### Information provided

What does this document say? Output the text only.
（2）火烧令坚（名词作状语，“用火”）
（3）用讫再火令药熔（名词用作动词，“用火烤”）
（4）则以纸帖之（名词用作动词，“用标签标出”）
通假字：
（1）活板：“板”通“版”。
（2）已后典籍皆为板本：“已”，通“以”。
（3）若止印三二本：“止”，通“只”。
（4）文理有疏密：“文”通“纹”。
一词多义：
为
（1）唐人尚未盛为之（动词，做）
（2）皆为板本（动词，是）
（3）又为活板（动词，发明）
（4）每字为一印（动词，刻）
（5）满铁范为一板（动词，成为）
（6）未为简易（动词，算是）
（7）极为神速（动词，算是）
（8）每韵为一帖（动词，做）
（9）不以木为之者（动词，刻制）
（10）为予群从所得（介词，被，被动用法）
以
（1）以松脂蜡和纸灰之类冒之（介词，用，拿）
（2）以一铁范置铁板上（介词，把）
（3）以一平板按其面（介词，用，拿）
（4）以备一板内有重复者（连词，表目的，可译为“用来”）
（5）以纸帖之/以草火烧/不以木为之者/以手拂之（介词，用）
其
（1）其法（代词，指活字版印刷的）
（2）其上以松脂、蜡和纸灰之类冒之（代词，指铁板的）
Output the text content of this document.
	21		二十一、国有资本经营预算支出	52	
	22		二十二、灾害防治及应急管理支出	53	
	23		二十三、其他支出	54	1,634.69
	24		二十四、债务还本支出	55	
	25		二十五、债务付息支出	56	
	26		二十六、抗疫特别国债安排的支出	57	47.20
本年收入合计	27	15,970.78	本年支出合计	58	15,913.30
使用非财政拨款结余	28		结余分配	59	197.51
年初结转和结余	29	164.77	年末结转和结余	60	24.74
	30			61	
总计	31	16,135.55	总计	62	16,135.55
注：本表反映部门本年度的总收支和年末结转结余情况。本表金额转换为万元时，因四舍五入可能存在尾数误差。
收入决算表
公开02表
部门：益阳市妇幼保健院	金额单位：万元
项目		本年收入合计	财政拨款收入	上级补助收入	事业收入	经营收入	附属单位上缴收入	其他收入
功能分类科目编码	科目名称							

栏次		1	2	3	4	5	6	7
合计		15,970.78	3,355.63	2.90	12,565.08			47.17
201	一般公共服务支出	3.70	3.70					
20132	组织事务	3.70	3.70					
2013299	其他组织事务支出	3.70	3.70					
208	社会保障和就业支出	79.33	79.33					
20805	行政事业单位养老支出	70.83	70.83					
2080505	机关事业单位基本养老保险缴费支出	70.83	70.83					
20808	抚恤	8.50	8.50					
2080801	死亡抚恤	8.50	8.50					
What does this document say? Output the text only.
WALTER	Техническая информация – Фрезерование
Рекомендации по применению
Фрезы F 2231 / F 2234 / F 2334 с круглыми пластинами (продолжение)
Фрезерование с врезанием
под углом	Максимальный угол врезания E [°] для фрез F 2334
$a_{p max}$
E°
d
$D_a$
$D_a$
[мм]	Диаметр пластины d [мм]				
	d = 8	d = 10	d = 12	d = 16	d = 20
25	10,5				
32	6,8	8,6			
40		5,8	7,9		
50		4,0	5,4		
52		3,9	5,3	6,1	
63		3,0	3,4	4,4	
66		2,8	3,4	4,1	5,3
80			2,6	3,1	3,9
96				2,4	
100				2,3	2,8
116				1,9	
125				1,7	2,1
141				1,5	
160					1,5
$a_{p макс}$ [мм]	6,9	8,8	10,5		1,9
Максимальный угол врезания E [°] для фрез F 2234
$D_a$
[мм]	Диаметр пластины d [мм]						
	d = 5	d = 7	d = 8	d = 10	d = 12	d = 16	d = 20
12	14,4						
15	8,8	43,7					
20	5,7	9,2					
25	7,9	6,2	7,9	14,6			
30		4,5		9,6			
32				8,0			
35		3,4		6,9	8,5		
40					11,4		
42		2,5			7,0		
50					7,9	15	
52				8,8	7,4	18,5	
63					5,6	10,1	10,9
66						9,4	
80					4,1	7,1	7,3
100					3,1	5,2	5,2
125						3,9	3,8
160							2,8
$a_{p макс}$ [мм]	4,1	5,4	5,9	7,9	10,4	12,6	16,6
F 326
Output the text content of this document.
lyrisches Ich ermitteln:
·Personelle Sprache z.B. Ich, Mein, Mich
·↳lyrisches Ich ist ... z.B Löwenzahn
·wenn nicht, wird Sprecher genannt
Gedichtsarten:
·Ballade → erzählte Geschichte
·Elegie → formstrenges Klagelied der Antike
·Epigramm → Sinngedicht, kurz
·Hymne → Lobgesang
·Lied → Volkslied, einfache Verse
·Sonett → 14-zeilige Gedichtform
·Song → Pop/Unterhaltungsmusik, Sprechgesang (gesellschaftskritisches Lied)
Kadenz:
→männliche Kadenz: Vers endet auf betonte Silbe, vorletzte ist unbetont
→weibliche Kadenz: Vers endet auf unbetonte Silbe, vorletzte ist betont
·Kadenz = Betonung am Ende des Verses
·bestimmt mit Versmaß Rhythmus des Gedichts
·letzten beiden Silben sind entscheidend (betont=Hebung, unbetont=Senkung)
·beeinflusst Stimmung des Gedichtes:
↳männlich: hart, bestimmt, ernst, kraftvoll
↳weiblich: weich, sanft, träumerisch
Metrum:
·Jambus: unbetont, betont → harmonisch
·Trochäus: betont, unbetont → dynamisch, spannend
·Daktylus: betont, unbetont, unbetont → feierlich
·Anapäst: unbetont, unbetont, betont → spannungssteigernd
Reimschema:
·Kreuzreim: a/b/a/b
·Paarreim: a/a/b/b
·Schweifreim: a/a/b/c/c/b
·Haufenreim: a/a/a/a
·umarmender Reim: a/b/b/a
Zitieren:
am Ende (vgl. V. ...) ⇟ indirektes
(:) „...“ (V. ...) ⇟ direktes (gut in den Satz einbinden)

######

**What to produce**
Find the lines containing "名词用作动词" and list every one of them.

**Full response**
（3）用讫再火令药熔（名词用作动词，“用火烤”）
（4）则以纸帖之（名词用作动词，“用标签标出”）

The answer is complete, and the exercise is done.